Task
Count how many lines contain "items" and reply with that number only.

Given records
--- Begin ---
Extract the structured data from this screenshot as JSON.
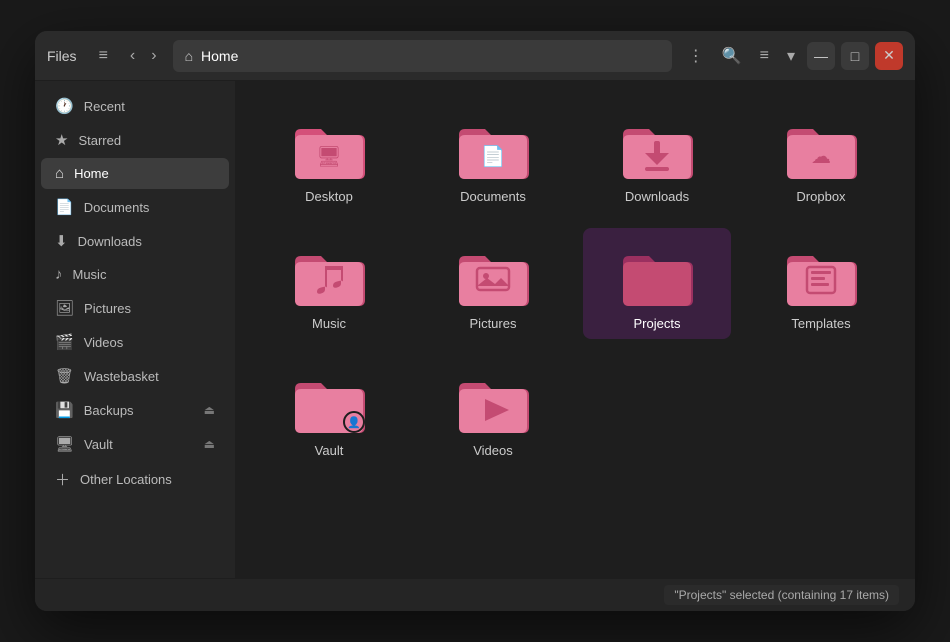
{
  "window": {
    "title": "Files",
    "location": "Home",
    "status": "\"Projects\" selected  (containing 17 items)"
  },
  "titlebar": {
    "title_label": "Files",
    "menu_icon": "≡",
    "location_label": "Home",
    "more_icon": "⋮",
    "search_icon": "🔍",
    "view_icon": "≡",
    "minimize_label": "—",
    "maximize_label": "□",
    "close_label": "✕"
  },
  "sidebar": {
    "items": [
      {
        "id": "recent",
        "label": "Recent",
        "icon": "🕐",
        "active": false
      },
      {
        "id": "starred",
        "label": "Starred",
        "icon": "★",
        "active": false
      },
      {
        "id": "home",
        "label": "Home",
        "icon": "⌂",
        "active": true
      },
      {
        "id": "documents",
        "label": "Documents",
        "icon": "📄",
        "active": false
      },
      {
        "id": "downloads",
        "label": "Downloads",
        "icon": "⬇",
        "active": false
      },
      {
        "id": "music",
        "label": "Music",
        "icon": "♪",
        "active": false
      },
      {
        "id": "pictures",
        "label": "Pictures",
        "icon": "🖼",
        "active": false
      },
      {
        "id": "videos",
        "label": "Videos",
        "icon": "🎬",
        "active": false
      },
      {
        "id": "wastebasket",
        "label": "Wastebasket",
        "icon": "🗑",
        "active": false
      },
      {
        "id": "backups",
        "label": "Backups",
        "icon": "💾",
        "eject": true,
        "active": false
      },
      {
        "id": "vault",
        "label": "Vault",
        "icon": "🖥",
        "eject": true,
        "active": false
      },
      {
        "id": "other-locations",
        "label": "Other Locations",
        "icon": "+",
        "active": false
      }
    ]
  },
  "files": [
    {
      "id": "desktop",
      "label": "Desktop",
      "symbol": "🖥",
      "selected": false
    },
    {
      "id": "documents",
      "label": "Documents",
      "symbol": "📄",
      "selected": false
    },
    {
      "id": "downloads",
      "label": "Downloads",
      "symbol": "⬇",
      "selected": false
    },
    {
      "id": "dropbox",
      "label": "Dropbox",
      "symbol": "📦",
      "selected": false
    },
    {
      "id": "music",
      "label": "Music",
      "symbol": "♪",
      "selected": false
    },
    {
      "id": "pictures",
      "label": "Pictures",
      "symbol": "🖼",
      "selected": false
    },
    {
      "id": "projects",
      "label": "Projects",
      "symbol": "",
      "selected": true
    },
    {
      "id": "templates",
      "label": "Templates",
      "symbol": "📋",
      "selected": false
    },
    {
      "id": "vault",
      "label": "Vault",
      "symbol": "🔒",
      "selected": false,
      "overlay": true
    },
    {
      "id": "videos",
      "label": "Videos",
      "symbol": "🎬",
      "selected": false
    }
  ],
  "icons": {
    "desktop": "⬛",
    "documents": "📄",
    "downloads": "⬇",
    "dropbox": "☁",
    "music": "♪",
    "pictures": "🏔",
    "projects": "",
    "templates": "📋",
    "vault": "🔒",
    "videos": "▶"
  }
}
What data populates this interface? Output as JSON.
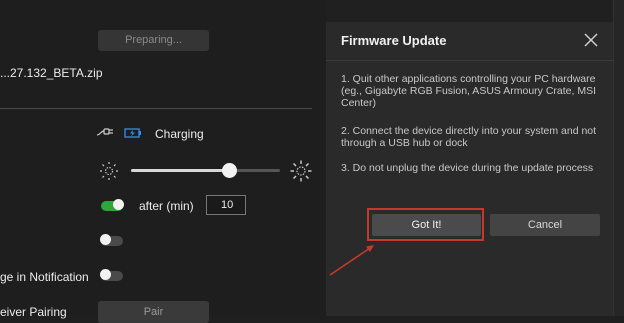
{
  "firmware": {
    "preparing_label": "Preparing...",
    "filename": "...27.132_BETA.zip"
  },
  "power": {
    "charging_label": "Charging",
    "icons": [
      "plug-icon",
      "battery-charging-icon"
    ]
  },
  "brightness": {
    "level_fraction": 0.66,
    "icons": [
      "sun-dim-icon",
      "sun-bright-icon"
    ]
  },
  "sleep": {
    "enabled": true,
    "label": "after (min)",
    "minutes": "10"
  },
  "toggle_unlabeled": {
    "enabled": false
  },
  "notification": {
    "label": "ge in Notification",
    "enabled": false
  },
  "pairing": {
    "label": "eiver Pairing",
    "button_label": "Pair"
  },
  "dialog": {
    "title": "Firmware Update",
    "steps": [
      "1. Quit other applications controlling your PC hardware (eg., Gigabyte RGB Fusion, ASUS Armoury Crate, MSI Center)",
      "2. Connect the device directly into your system and not through a USB hub or dock",
      "3. Do not unplug the device during the update process"
    ],
    "confirm_label": "Got It!",
    "cancel_label": "Cancel"
  },
  "colors": {
    "toggle_on": "#2fa63a",
    "highlight": "#c43a2a",
    "battery_accent": "#3b8ee6"
  }
}
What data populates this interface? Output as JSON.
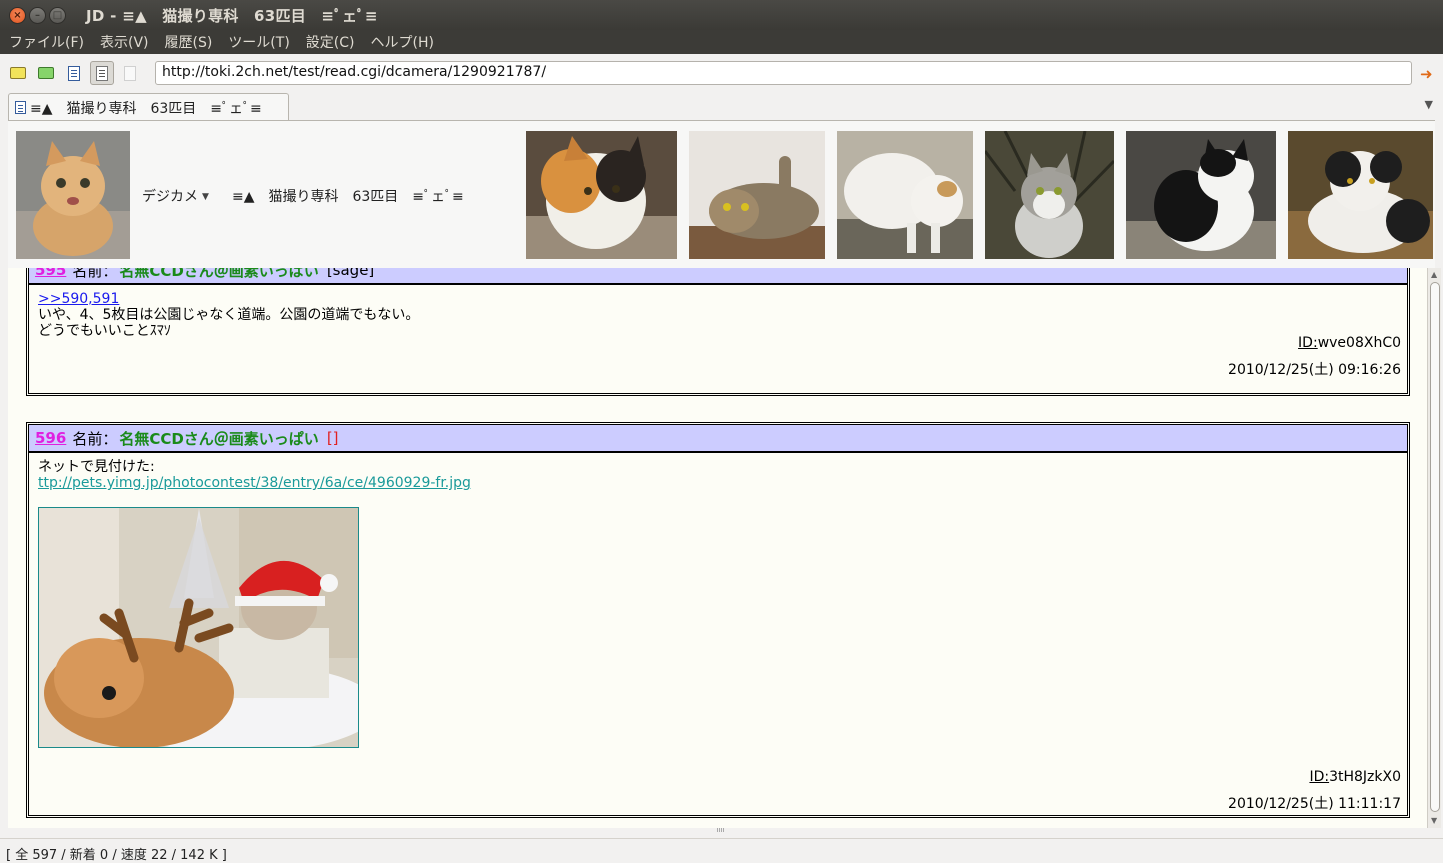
{
  "window": {
    "title": "JD - ≡▲　猫撮り専科　63匹目　≡ﾟェﾟ≡"
  },
  "menu": [
    "ファイル(F)",
    "表示(V)",
    "履歴(S)",
    "ツール(T)",
    "設定(C)",
    "ヘルプ(H)"
  ],
  "toolbar": {
    "url": "http://toki.2ch.net/test/read.cgi/dcamera/1290921787/",
    "icons": [
      "folder-icon",
      "green-folder-icon",
      "document-icon",
      "thread-icon",
      "image-icon",
      "go-icon"
    ]
  },
  "tab": {
    "label": "≡▲　猫撮り専科　63匹目　≡ﾟェﾟ≡"
  },
  "banner": {
    "board": "デジカメ",
    "thread_title": "≡▲　猫撮り専科　63匹目　≡ﾟェﾟ≡",
    "thumbnail_colors": [
      "#c99a6a",
      "#b07a46",
      "#a89a8a",
      "#c8c4be",
      "#6a6a5a",
      "#2a2a2a",
      "#3a3226"
    ]
  },
  "posts": [
    {
      "number": "595",
      "name_label": "名前：",
      "name": "名無CCDさん＠画素いっぱい",
      "mail": "[sage]",
      "anchor": ">>590,591",
      "lines": [
        "いや、4、5枚目は公園じゃなく道端。公園の道端でもない。",
        "どうでもいいことｽﾏｿ"
      ],
      "id_label": "ID:",
      "id": "wve08XhC0",
      "date": "2010/12/25(土) 09:16:26"
    },
    {
      "number": "596",
      "name_label": "名前：",
      "name": "名無CCDさん＠画素いっぱい",
      "mail": "[]",
      "text": "ネットで見付けた:",
      "link": "ttp://pets.yimg.jp/photocontest/38/entry/6a/ce/4960929-fr.jpg",
      "id_label": "ID:",
      "id": "3tH8JzkX0",
      "date": "2010/12/25(土) 11:11:17"
    }
  ],
  "status": {
    "text": "[ 全 597 / 新着 0 / 速度 22 / 142 K ]"
  }
}
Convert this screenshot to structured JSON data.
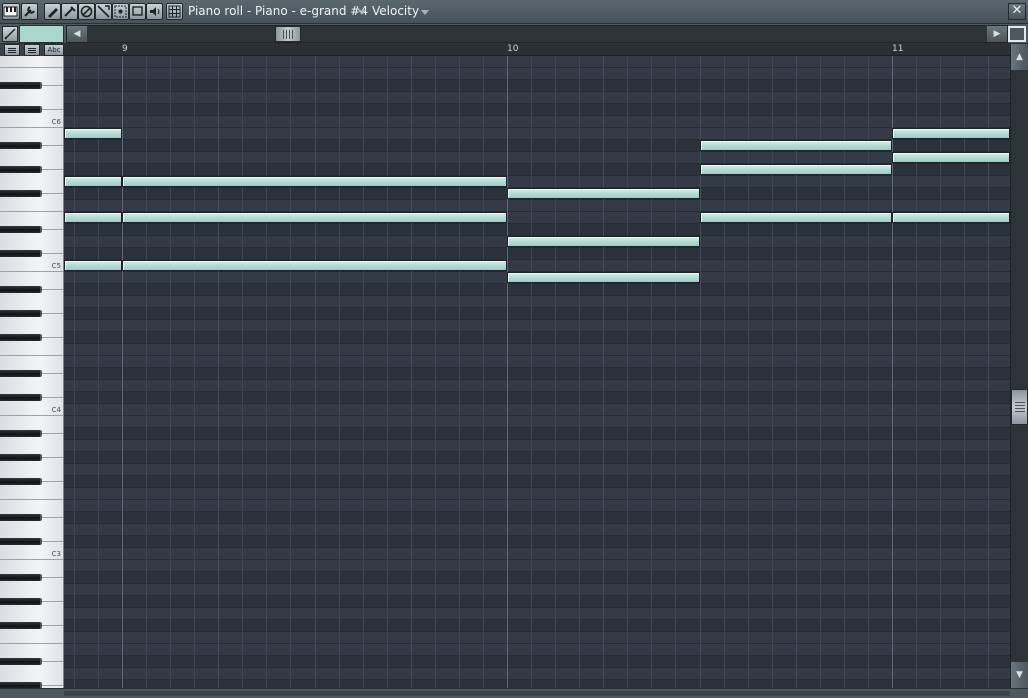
--- End ---
The response
2